What needs to be done: Please quote the material exactly, every line of it.
--- start of Supplied data ---
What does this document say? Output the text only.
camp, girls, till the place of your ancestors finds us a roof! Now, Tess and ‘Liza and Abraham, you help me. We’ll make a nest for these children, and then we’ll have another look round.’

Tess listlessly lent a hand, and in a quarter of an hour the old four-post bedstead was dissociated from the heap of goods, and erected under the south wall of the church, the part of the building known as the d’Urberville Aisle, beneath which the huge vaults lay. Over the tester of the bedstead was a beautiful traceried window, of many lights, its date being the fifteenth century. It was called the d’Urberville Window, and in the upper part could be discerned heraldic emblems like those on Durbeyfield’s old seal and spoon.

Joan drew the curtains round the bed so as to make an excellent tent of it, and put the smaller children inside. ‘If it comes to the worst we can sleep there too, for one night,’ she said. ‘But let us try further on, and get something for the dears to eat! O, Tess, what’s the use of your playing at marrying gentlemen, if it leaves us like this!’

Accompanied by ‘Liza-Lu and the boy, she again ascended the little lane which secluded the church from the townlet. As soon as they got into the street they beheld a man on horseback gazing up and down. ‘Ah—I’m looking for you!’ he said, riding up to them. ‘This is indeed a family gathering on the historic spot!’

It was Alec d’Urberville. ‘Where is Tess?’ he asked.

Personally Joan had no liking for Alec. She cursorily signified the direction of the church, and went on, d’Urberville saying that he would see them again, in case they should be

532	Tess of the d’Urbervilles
--- end of Supplied data ---
Reply to the task:
What does this document say? Output the text only.
camp, girls, till the place of your ancestors finds us a roof! Now, Tess and ‘Liza and Abraham, you help me. We’ll make a nest for these children, and then we’ll have another look round.’

Tess listlessly lent a hand, and in a quarter of an hour the old four-post bedstead was dissociated from the heap of goods, and erected under the south wall of the church, the part of the building known as the d’Urberville Aisle, beneath which the huge vaults lay. Over the tester of the bedstead was a beautiful traceried window, of many lights, its date being the fifteenth century. It was called the d’Urberville Window, and in the upper part could be discerned heraldic emblems like those on Durbeyfield’s old seal and spoon.

Joan drew the curtains round the bed so as to make an excellent tent of it, and put the smaller children inside. ‘If it comes to the worst we can sleep there too, for one night,’ she said. ‘But let us try further on, and get something for the dears to eat! O, Tess, what’s the use of your playing at marrying gentlemen, if it leaves us like this!’

Accompanied by ‘Liza-Lu and the boy, she again ascended the little lane which secluded the church from the townlet. As soon as they got into the street they beheld a man on horseback gazing up and down. ‘Ah—I’m looking for you!’ he said, riding up to them. ‘This is indeed a family gathering on the historic spot!’

It was Alec d’Urberville. ‘Where is Tess?’ he asked.

Personally Joan had no liking for Alec. She cursorily signified the direction of the church, and went on, d’Urberville saying that he would see them again, in case they should be

532	Tess of the d’Urbervilles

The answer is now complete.